- TASK DESCRIPTION
Quote the lines word for word, from the first one through the line that contains "most 100 elements.".

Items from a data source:

········

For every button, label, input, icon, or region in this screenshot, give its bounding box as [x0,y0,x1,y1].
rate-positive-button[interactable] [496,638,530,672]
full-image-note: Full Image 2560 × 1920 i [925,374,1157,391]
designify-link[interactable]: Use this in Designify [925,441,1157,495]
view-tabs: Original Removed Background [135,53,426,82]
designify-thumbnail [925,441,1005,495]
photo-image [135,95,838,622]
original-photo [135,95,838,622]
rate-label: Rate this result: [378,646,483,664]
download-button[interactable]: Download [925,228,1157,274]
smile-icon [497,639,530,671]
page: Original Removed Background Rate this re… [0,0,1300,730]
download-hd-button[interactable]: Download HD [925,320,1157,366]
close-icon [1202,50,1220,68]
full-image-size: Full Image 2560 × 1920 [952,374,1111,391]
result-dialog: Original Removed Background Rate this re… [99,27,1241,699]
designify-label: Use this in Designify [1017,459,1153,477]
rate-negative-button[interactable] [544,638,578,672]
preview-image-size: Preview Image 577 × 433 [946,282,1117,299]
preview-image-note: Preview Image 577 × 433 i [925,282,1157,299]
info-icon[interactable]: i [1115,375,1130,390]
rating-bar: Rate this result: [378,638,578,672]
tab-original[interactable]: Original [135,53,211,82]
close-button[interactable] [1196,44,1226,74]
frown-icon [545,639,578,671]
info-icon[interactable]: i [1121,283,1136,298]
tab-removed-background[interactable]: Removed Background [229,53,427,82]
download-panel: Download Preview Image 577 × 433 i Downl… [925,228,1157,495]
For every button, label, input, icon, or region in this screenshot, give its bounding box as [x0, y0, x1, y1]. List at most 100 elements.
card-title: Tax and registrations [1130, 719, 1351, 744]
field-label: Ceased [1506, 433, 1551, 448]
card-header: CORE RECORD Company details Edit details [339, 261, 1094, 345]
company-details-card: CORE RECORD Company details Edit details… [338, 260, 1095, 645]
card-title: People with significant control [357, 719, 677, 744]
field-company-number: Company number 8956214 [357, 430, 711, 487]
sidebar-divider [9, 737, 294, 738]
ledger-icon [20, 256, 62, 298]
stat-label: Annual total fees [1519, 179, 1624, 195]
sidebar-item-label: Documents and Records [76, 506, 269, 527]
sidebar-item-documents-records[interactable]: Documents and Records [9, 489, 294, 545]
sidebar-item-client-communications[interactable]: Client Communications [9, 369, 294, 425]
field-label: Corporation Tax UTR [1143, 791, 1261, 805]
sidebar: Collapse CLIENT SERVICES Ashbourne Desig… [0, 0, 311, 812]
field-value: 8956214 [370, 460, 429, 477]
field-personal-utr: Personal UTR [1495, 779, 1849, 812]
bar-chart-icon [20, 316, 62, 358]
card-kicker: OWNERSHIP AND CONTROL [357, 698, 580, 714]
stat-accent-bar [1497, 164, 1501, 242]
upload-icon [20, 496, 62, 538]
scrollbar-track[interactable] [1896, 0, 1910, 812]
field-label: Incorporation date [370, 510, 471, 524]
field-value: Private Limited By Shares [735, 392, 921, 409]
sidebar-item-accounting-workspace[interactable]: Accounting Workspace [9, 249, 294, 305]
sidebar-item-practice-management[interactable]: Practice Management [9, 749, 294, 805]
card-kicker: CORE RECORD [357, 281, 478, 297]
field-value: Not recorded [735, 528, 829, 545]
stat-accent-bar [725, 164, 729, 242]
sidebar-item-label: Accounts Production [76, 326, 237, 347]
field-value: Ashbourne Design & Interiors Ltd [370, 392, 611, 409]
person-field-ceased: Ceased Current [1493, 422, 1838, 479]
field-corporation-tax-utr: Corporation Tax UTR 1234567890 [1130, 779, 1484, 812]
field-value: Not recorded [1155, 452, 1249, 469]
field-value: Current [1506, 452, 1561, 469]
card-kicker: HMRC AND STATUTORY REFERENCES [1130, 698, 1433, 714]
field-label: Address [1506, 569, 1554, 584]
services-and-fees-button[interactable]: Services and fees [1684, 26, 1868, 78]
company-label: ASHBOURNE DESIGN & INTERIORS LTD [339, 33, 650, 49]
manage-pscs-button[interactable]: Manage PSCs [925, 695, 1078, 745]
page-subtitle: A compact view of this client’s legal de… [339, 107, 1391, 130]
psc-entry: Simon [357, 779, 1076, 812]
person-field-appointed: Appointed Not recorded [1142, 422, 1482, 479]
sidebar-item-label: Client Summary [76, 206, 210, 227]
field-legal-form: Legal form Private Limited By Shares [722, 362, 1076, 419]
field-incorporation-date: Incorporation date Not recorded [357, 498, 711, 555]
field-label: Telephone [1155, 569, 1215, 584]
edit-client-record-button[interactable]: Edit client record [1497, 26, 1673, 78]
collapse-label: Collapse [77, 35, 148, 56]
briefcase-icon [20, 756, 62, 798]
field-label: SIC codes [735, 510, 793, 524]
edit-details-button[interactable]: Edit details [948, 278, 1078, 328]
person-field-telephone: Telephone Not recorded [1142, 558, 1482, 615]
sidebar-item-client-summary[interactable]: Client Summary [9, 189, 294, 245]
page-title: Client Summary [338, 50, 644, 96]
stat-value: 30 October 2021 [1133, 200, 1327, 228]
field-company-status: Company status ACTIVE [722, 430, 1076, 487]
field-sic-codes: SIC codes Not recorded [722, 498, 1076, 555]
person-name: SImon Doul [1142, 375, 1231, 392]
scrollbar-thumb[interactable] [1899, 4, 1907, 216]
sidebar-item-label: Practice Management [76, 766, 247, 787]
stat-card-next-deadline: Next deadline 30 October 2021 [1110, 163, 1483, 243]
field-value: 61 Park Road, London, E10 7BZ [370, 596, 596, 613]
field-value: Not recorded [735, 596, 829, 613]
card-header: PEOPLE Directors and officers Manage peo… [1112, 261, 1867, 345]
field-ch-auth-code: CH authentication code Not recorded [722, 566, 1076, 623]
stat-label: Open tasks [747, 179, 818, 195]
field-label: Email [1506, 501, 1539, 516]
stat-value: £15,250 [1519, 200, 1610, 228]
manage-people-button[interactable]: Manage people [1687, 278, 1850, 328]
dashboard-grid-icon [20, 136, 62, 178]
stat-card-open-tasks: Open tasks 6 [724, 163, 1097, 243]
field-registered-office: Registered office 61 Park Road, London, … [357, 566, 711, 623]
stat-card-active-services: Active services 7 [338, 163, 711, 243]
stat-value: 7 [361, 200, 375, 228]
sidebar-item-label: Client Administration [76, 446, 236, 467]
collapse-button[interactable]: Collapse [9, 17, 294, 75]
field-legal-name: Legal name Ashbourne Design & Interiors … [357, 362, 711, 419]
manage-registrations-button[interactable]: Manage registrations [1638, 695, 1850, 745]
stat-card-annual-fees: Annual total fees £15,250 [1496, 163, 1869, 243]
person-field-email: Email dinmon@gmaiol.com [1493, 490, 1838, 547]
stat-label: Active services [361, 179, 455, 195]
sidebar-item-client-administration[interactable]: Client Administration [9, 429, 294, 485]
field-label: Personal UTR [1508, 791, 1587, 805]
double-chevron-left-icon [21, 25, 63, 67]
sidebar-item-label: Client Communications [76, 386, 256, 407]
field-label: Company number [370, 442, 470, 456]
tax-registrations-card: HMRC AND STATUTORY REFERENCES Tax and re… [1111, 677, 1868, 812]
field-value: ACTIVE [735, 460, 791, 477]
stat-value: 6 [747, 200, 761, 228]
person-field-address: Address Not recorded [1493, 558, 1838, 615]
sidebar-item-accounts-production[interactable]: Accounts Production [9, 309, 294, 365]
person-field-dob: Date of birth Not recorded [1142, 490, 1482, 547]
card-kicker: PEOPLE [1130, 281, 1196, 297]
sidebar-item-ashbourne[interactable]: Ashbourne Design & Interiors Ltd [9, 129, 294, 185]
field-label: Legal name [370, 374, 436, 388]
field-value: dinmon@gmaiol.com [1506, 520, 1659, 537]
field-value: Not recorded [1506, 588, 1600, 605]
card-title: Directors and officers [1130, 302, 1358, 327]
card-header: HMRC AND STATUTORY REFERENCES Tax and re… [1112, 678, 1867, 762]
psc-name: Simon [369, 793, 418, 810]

········

- SOLUTION BELOW
For every button, label, input, icon, or region in this screenshot, give its bounding box as [x0,y0,x1,y1].
rate-positive-button[interactable] [496,638,530,672]
full-image-note: Full Image 2560 × 1920 i [925,374,1157,391]
designify-link[interactable]: Use this in Designify [925,441,1157,495]
view-tabs: Original Removed Background [135,53,426,82]
designify-thumbnail [925,441,1005,495]
photo-image [135,95,838,622]
original-photo [135,95,838,622]
rate-label: Rate this result: [378,646,483,664]
download-button[interactable]: Download [925,228,1157,274]
smile-icon [497,639,530,671]
page: Original Removed Background Rate this re… [0,0,1300,730]
download-hd-button[interactable]: Download HD [925,320,1157,366]
close-icon [1202,50,1220,68]
full-image-size: Full Image 2560 × 1920 [952,374,1111,391]
result-dialog: Original Removed Background Rate this re… [99,27,1241,699]
designify-label: Use this in Designify [1017,459,1153,477]
rate-negative-button[interactable] [544,638,578,672]
preview-image-size: Preview Image 577 × 433 [946,282,1117,299]
preview-image-note: Preview Image 577 × 433 i [925,282,1157,299]
info-icon[interactable]: i [1115,375,1130,390]
rating-bar: Rate this result: [378,638,578,672]
tab-original[interactable]: Original [135,53,211,82]
close-button[interactable] [1196,44,1226,74]
frown-icon [545,639,578,671]
info-icon[interactable]: i [1121,283,1136,298]
tab-removed-background[interactable]: Removed Background [229,53,427,82]
download-panel: Download Preview Image 577 × 433 i Downl… [925,228,1157,495]
For every button, label, input, icon, or region in this screenshot, give its bounding box as [x0, y0, x1, y1]. List at most 100 elements.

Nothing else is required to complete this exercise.